Data listing

(begin)

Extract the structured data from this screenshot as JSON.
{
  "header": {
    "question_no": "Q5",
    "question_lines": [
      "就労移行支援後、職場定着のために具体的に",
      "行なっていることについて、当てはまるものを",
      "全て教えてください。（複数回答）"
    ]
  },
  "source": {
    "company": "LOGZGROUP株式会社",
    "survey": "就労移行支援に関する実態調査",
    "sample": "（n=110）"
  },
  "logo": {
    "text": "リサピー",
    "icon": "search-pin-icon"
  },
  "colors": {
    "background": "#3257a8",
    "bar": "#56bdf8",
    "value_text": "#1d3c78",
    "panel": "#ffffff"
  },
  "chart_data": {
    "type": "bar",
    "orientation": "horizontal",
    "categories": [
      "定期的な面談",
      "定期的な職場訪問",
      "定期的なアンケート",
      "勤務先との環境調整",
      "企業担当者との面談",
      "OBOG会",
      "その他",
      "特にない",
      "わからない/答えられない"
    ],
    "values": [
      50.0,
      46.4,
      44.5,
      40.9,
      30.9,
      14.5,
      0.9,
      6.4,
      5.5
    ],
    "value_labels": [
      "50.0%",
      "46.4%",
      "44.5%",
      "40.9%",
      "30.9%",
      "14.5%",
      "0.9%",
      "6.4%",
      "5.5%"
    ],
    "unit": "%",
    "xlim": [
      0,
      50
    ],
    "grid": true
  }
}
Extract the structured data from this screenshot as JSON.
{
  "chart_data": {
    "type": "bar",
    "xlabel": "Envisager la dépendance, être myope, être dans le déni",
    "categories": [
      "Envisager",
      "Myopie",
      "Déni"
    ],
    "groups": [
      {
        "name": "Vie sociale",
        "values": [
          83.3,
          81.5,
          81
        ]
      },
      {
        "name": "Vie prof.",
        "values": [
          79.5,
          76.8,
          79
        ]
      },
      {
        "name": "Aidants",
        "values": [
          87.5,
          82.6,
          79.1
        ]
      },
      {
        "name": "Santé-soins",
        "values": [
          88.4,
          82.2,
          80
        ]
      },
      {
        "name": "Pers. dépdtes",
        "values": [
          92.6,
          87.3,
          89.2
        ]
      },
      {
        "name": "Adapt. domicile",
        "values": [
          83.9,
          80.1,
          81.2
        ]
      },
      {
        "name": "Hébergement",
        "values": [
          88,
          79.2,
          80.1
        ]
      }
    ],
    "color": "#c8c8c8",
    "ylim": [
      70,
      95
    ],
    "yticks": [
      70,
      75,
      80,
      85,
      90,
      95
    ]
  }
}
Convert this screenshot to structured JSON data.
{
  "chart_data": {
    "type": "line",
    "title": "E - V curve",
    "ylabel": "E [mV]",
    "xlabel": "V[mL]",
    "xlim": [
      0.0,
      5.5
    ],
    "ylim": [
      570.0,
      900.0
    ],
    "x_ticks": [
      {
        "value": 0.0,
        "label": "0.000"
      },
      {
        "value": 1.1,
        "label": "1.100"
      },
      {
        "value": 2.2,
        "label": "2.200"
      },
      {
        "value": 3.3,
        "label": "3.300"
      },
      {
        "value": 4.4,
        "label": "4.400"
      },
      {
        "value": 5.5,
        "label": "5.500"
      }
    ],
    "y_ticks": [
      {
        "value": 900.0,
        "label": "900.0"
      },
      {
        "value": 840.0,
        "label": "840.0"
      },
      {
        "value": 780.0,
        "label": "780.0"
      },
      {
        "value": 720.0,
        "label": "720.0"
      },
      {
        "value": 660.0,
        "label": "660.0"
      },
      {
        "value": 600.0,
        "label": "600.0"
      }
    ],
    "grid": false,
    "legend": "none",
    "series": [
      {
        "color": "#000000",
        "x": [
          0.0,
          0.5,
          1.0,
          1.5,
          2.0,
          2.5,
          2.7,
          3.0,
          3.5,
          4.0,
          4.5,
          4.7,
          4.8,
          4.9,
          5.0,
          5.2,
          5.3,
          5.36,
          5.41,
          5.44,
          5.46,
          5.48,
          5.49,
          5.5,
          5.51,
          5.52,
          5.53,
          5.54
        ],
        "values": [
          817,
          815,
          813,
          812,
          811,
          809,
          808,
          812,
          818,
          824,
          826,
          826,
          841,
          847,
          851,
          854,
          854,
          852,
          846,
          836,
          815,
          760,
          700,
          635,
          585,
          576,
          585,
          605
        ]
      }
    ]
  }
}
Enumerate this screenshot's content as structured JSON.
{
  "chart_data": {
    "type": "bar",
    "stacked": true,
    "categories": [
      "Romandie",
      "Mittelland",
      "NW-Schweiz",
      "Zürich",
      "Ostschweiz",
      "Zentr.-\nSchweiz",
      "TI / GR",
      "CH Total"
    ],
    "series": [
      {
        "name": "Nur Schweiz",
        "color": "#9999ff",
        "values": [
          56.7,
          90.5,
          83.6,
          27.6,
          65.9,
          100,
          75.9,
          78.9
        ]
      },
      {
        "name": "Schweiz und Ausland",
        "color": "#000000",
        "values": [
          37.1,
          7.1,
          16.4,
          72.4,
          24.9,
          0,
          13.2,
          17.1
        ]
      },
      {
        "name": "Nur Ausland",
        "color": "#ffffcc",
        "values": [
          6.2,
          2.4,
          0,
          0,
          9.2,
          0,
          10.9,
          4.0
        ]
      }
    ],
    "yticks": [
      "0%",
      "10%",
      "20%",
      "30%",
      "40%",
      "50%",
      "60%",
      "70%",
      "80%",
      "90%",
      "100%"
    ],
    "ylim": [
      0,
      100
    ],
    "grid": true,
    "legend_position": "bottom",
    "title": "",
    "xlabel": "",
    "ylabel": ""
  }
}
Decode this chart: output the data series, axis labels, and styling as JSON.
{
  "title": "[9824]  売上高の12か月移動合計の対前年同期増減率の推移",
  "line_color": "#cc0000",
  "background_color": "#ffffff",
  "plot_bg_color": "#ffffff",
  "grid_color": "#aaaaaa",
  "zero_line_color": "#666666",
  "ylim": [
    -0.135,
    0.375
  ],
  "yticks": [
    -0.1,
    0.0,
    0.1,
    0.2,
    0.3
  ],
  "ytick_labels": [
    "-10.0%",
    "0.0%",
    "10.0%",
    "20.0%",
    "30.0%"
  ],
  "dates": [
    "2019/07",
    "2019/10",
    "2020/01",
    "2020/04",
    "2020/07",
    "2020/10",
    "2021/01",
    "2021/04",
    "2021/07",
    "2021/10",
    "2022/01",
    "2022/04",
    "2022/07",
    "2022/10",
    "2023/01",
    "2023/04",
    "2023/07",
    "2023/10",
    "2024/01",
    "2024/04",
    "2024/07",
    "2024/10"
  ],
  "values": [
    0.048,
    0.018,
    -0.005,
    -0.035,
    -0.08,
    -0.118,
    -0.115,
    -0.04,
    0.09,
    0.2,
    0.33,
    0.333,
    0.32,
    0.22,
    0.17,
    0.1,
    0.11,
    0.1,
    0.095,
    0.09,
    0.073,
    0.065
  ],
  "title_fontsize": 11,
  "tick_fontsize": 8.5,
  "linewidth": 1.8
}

(end)

** Stated exercise **
Please repeat all the records above exactly as they appear.

** Response below **
Extract the structured data from this screenshot as JSON.
{
  "header": {
    "question_no": "Q5",
    "question_lines": [
      "就労移行支援後、職場定着のために具体的に",
      "行なっていることについて、当てはまるものを",
      "全て教えてください。（複数回答）"
    ]
  },
  "source": {
    "company": "LOGZGROUP株式会社",
    "survey": "就労移行支援に関する実態調査",
    "sample": "（n=110）"
  },
  "logo": {
    "text": "リサピー",
    "icon": "search-pin-icon"
  },
  "colors": {
    "background": "#3257a8",
    "bar": "#56bdf8",
    "value_text": "#1d3c78",
    "panel": "#ffffff"
  },
  "chart_data": {
    "type": "bar",
    "orientation": "horizontal",
    "categories": [
      "定期的な面談",
      "定期的な職場訪問",
      "定期的なアンケート",
      "勤務先との環境調整",
      "企業担当者との面談",
      "OBOG会",
      "その他",
      "特にない",
      "わからない/答えられない"
    ],
    "values": [
      50.0,
      46.4,
      44.5,
      40.9,
      30.9,
      14.5,
      0.9,
      6.4,
      5.5
    ],
    "value_labels": [
      "50.0%",
      "46.4%",
      "44.5%",
      "40.9%",
      "30.9%",
      "14.5%",
      "0.9%",
      "6.4%",
      "5.5%"
    ],
    "unit": "%",
    "xlim": [
      0,
      50
    ],
    "grid": true
  }
}
Extract the structured data from this screenshot as JSON.
{
  "chart_data": {
    "type": "bar",
    "xlabel": "Envisager la dépendance, être myope, être dans le déni",
    "categories": [
      "Envisager",
      "Myopie",
      "Déni"
    ],
    "groups": [
      {
        "name": "Vie sociale",
        "values": [
          83.3,
          81.5,
          81
        ]
      },
      {
        "name": "Vie prof.",
        "values": [
          79.5,
          76.8,
          79
        ]
      },
      {
        "name": "Aidants",
        "values": [
          87.5,
          82.6,
          79.1
        ]
      },
      {
        "name": "Santé-soins",
        "values": [
          88.4,
          82.2,
          80
        ]
      },
      {
        "name": "Pers. dépdtes",
        "values": [
          92.6,
          87.3,
          89.2
        ]
      },
      {
        "name": "Adapt. domicile",
        "values": [
          83.9,
          80.1,
          81.2
        ]
      },
      {
        "name": "Hébergement",
        "values": [
          88,
          79.2,
          80.1
        ]
      }
    ],
    "color": "#c8c8c8",
    "ylim": [
      70,
      95
    ],
    "yticks": [
      70,
      75,
      80,
      85,
      90,
      95
    ]
  }
}
Convert this screenshot to structured JSON data.
{
  "chart_data": {
    "type": "line",
    "title": "E - V curve",
    "ylabel": "E [mV]",
    "xlabel": "V[mL]",
    "xlim": [
      0.0,
      5.5
    ],
    "ylim": [
      570.0,
      900.0
    ],
    "x_ticks": [
      {
        "value": 0.0,
        "label": "0.000"
      },
      {
        "value": 1.1,
        "label": "1.100"
      },
      {
        "value": 2.2,
        "label": "2.200"
      },
      {
        "value": 3.3,
        "label": "3.300"
      },
      {
        "value": 4.4,
        "label": "4.400"
      },
      {
        "value": 5.5,
        "label": "5.500"
      }
    ],
    "y_ticks": [
      {
        "value": 900.0,
        "label": "900.0"
      },
      {
        "value": 840.0,
        "label": "840.0"
      },
      {
        "value": 780.0,
        "label": "780.0"
      },
      {
        "value": 720.0,
        "label": "720.0"
      },
      {
        "value": 660.0,
        "label": "660.0"
      },
      {
        "value": 600.0,
        "label": "600.0"
      }
    ],
    "grid": false,
    "legend": "none",
    "series": [
      {
        "color": "#000000",
        "x": [
          0.0,
          0.5,
          1.0,
          1.5,
          2.0,
          2.5,
          2.7,
          3.0,
          3.5,
          4.0,
          4.5,
          4.7,
          4.8,
          4.9,
          5.0,
          5.2,
          5.3,
          5.36,
          5.41,
          5.44,
          5.46,
          5.48,
          5.49,
          5.5,
          5.51,
          5.52,
          5.53,
          5.54
        ],
        "values": [
          817,
          815,
          813,
          812,
          811,
          809,
          808,
          812,
          818,
          824,
          826,
          826,
          841,
          847,
          851,
          854,
          854,
          852,
          846,
          836,
          815,
          760,
          700,
          635,
          585,
          576,
          585,
          605
        ]
      }
    ]
  }
}
Enumerate this screenshot's content as structured JSON.
{
  "chart_data": {
    "type": "bar",
    "stacked": true,
    "categories": [
      "Romandie",
      "Mittelland",
      "NW-Schweiz",
      "Zürich",
      "Ostschweiz",
      "Zentr.-\nSchweiz",
      "TI / GR",
      "CH Total"
    ],
    "series": [
      {
        "name": "Nur Schweiz",
        "color": "#9999ff",
        "values": [
          56.7,
          90.5,
          83.6,
          27.6,
          65.9,
          100,
          75.9,
          78.9
        ]
      },
      {
        "name": "Schweiz und Ausland",
        "color": "#000000",
        "values": [
          37.1,
          7.1,
          16.4,
          72.4,
          24.9,
          0,
          13.2,
          17.1
        ]
      },
      {
        "name": "Nur Ausland",
        "color": "#ffffcc",
        "values": [
          6.2,
          2.4,
          0,
          0,
          9.2,
          0,
          10.9,
          4.0
        ]
      }
    ],
    "yticks": [
      "0%",
      "10%",
      "20%",
      "30%",
      "40%",
      "50%",
      "60%",
      "70%",
      "80%",
      "90%",
      "100%"
    ],
    "ylim": [
      0,
      100
    ],
    "grid": true,
    "legend_position": "bottom",
    "title": "",
    "xlabel": "",
    "ylabel": ""
  }
}
Decode this chart: output the data series, axis labels, and styling as JSON.
{
  "title": "[9824]  売上高の12か月移動合計の対前年同期増減率の推移",
  "line_color": "#cc0000",
  "background_color": "#ffffff",
  "plot_bg_color": "#ffffff",
  "grid_color": "#aaaaaa",
  "zero_line_color": "#666666",
  "ylim": [
    -0.135,
    0.375
  ],
  "yticks": [
    -0.1,
    0.0,
    0.1,
    0.2,
    0.3
  ],
  "ytick_labels": [
    "-10.0%",
    "0.0%",
    "10.0%",
    "20.0%",
    "30.0%"
  ],
  "dates": [
    "2019/07",
    "2019/10",
    "2020/01",
    "2020/04",
    "2020/07",
    "2020/10",
    "2021/01",
    "2021/04",
    "2021/07",
    "2021/10",
    "2022/01",
    "2022/04",
    "2022/07",
    "2022/10",
    "2023/01",
    "2023/04",
    "2023/07",
    "2023/10",
    "2024/01",
    "2024/04",
    "2024/07",
    "2024/10"
  ],
  "values": [
    0.048,
    0.018,
    -0.005,
    -0.035,
    -0.08,
    -0.118,
    -0.115,
    -0.04,
    0.09,
    0.2,
    0.33,
    0.333,
    0.32,
    0.22,
    0.17,
    0.1,
    0.11,
    0.1,
    0.095,
    0.09,
    0.073,
    0.065
  ],
  "title_fontsize": 11,
  "tick_fontsize": 8.5,
  "linewidth": 1.8
}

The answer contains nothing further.